## begin

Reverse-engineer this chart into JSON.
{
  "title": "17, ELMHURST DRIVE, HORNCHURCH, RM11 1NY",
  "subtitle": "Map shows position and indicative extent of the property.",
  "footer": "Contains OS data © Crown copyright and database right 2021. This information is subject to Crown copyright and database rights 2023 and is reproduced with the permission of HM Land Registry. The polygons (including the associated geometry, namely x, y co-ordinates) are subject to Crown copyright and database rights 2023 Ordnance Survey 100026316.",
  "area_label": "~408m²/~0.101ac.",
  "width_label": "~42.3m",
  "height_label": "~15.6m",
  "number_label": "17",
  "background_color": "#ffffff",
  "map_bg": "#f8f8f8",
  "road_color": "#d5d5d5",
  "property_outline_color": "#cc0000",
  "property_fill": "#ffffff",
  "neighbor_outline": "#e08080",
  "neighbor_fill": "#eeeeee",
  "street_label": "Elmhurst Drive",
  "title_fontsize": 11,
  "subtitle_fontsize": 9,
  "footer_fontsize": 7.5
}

## end

▶ _Short exercise_:
Copy out every line of the listing that contains the string "ffffff".

▶ _Correct answer_:
  "background_color": "#ffffff",
  "property_fill": "#ffffff",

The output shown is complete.